Edit the data below so that every occurrence of "candle-body" becomes "candlestick-body" and all other text stays unchanged. Leave the pictures out of your answer.

[BEGIN Data to process]

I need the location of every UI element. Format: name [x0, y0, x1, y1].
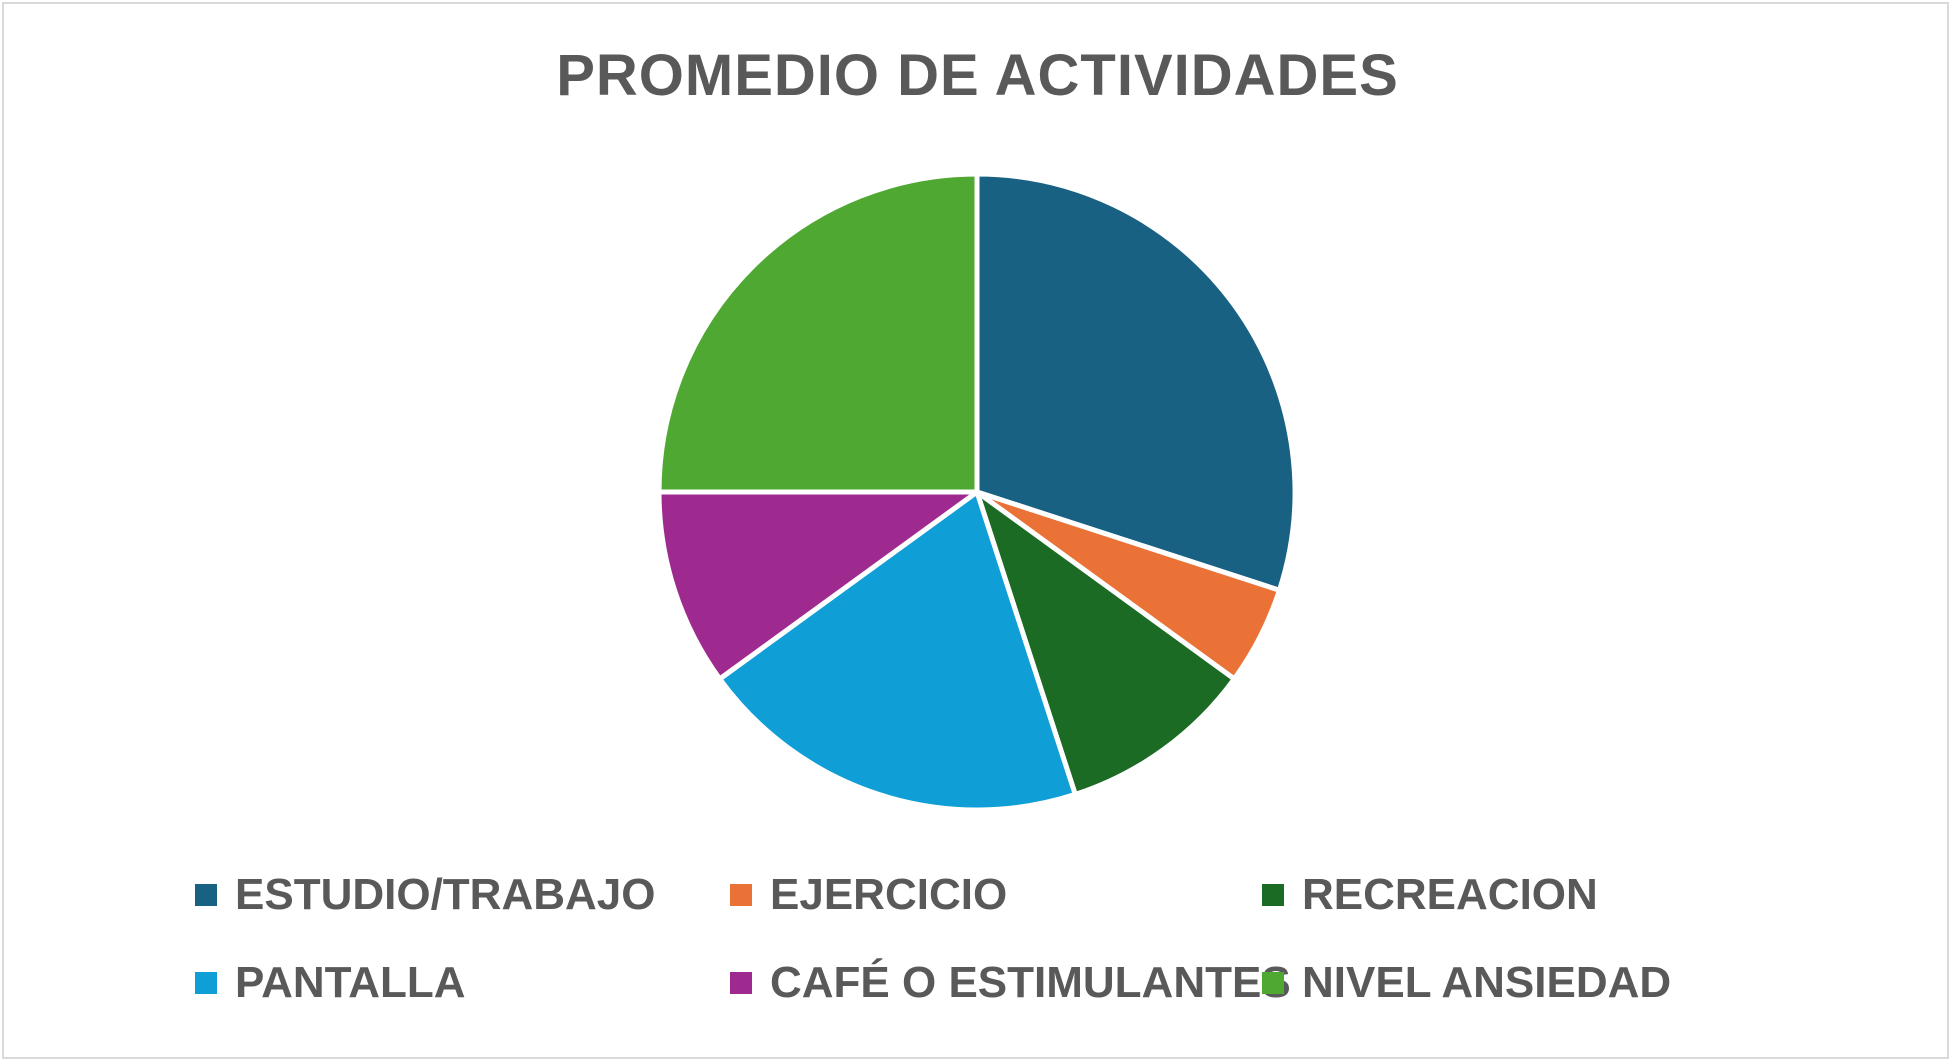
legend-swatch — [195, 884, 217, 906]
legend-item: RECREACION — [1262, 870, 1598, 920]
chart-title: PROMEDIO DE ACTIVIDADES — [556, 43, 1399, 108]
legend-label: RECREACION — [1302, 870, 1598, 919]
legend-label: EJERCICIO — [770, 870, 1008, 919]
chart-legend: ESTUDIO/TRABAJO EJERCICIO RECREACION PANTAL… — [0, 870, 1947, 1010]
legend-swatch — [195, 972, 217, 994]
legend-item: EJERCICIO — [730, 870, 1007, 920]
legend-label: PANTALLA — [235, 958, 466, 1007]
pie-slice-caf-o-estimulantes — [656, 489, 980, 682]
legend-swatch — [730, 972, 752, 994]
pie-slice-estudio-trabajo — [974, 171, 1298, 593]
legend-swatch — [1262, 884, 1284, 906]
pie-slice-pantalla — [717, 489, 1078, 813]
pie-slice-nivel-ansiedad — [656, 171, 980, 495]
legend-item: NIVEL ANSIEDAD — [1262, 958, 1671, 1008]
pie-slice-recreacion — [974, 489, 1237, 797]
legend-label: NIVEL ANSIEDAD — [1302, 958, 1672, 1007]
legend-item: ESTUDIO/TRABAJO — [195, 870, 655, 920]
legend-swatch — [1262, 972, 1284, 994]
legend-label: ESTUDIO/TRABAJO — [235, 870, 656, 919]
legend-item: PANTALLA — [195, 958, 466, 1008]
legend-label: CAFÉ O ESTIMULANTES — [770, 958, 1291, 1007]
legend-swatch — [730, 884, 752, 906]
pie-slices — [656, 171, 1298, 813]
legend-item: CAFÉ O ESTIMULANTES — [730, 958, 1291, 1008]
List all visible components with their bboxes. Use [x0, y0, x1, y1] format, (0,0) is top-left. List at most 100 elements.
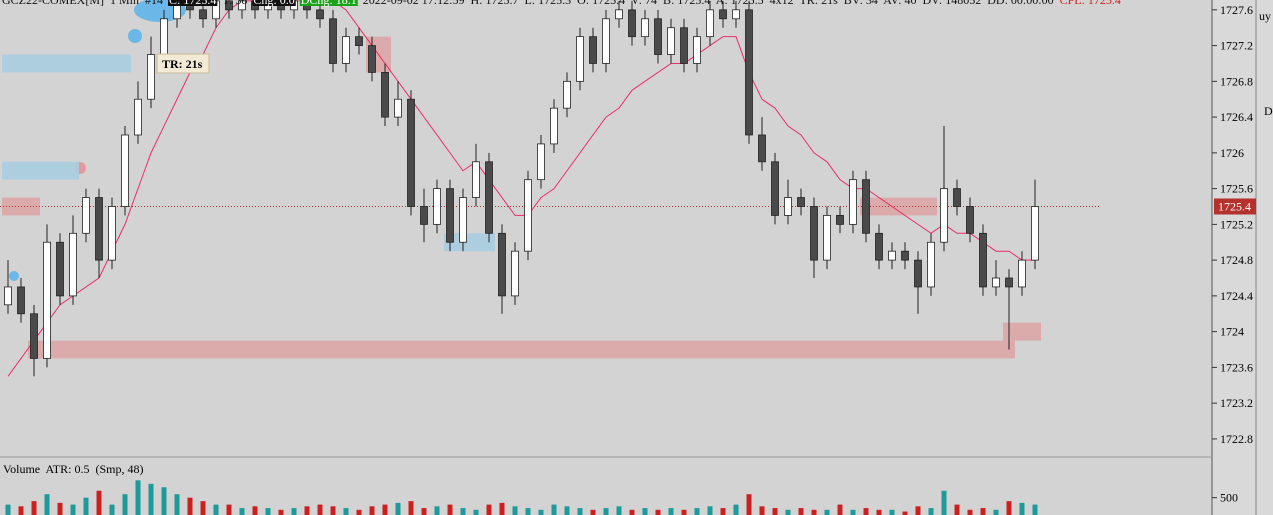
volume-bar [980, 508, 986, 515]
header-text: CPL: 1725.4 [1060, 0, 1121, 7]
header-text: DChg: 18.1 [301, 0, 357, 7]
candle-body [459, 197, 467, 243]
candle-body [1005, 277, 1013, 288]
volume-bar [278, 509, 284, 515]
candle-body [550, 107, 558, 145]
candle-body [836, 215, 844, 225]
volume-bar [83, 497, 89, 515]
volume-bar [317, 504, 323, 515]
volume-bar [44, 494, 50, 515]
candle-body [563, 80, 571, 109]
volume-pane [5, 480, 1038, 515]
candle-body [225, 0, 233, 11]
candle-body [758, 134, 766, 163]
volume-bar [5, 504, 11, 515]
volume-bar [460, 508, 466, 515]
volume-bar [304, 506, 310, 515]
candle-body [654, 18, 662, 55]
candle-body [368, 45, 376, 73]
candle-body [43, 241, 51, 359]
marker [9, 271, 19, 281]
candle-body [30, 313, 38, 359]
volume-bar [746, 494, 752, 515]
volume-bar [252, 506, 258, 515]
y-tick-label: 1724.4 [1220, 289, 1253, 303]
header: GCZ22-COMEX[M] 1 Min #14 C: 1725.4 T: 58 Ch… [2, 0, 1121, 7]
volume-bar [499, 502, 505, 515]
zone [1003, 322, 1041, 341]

[END Data to process]

■ **Answer to the exercise**
I need the location of every UI element. Format: name [x0, y0, x1, y1].
legend-swatch — [195, 884, 217, 906]
legend-item: RECREACION — [1262, 870, 1598, 920]
chart-title: PROMEDIO DE ACTIVIDADES — [556, 43, 1399, 108]
legend-label: RECREACION — [1302, 870, 1598, 919]
legend-label: EJERCICIO — [770, 870, 1008, 919]
chart-legend: ESTUDIO/TRABAJO EJERCICIO RECREACION PANTAL… — [0, 870, 1947, 1010]
legend-swatch — [195, 972, 217, 994]
legend-item: EJERCICIO — [730, 870, 1007, 920]
legend-label: PANTALLA — [235, 958, 466, 1007]
pie-slice-caf-o-estimulantes — [656, 489, 980, 682]
legend-swatch — [730, 972, 752, 994]
pie-slice-estudio-trabajo — [974, 171, 1298, 593]
legend-swatch — [1262, 884, 1284, 906]
pie-slice-pantalla — [717, 489, 1078, 813]
pie-slice-nivel-ansiedad — [656, 171, 980, 495]
legend-item: NIVEL ANSIEDAD — [1262, 958, 1671, 1008]
pie-slice-recreacion — [974, 489, 1237, 797]
legend-label: NIVEL ANSIEDAD — [1302, 958, 1672, 1007]
legend-item: ESTUDIO/TRABAJO — [195, 870, 655, 920]
legend-swatch — [1262, 972, 1284, 994]
legend-label: ESTUDIO/TRABAJO — [235, 870, 656, 919]
legend-item: PANTALLA — [195, 958, 466, 1008]
legend-label: CAFÉ O ESTIMULANTES — [770, 958, 1291, 1007]
legend-swatch — [730, 884, 752, 906]
pie-slices — [656, 171, 1298, 813]
legend-item: CAFÉ O ESTIMULANTES — [730, 958, 1291, 1008]
List all visible components with their bboxes. Use [x0, y0, x1, y1] format, (0,0) is top-left. List at most 100 elements.
volume-bar [980, 508, 986, 515]
header-text: CPL: 1725.4 [1060, 0, 1121, 7]
header-text: DChg: 18.1 [301, 0, 357, 7]
candlestick-body [459, 197, 467, 243]
candlestick-body [1005, 277, 1013, 288]
volume-bar [278, 509, 284, 515]
candlestick-body [550, 107, 558, 145]
candlestick-body [836, 215, 844, 225]
volume-bar [83, 497, 89, 515]
volume-bar [317, 504, 323, 515]
volume-bar [44, 494, 50, 515]
candlestick-body [563, 80, 571, 109]
volume-pane [5, 480, 1038, 515]
candlestick-body [225, 0, 233, 11]
candlestick-body [758, 134, 766, 163]
volume-bar [5, 504, 11, 515]
volume-bar [460, 508, 466, 515]
volume-bar [304, 506, 310, 515]
candlestick-body [654, 18, 662, 55]
candlestick-body [368, 45, 376, 73]
candlestick-body [43, 241, 51, 359]
marker [9, 271, 19, 281]
candlestick-body [30, 313, 38, 359]
volume-bar [746, 494, 752, 515]
volume-bar [252, 506, 258, 515]
y-tick-label: 1724.4 [1220, 289, 1253, 303]
header: GCZ22-COMEX[M] 1 Min #14 C: 1725.4 T: 58 Ch… [2, 0, 1121, 7]
volume-bar [499, 502, 505, 515]
zone [1003, 322, 1041, 341]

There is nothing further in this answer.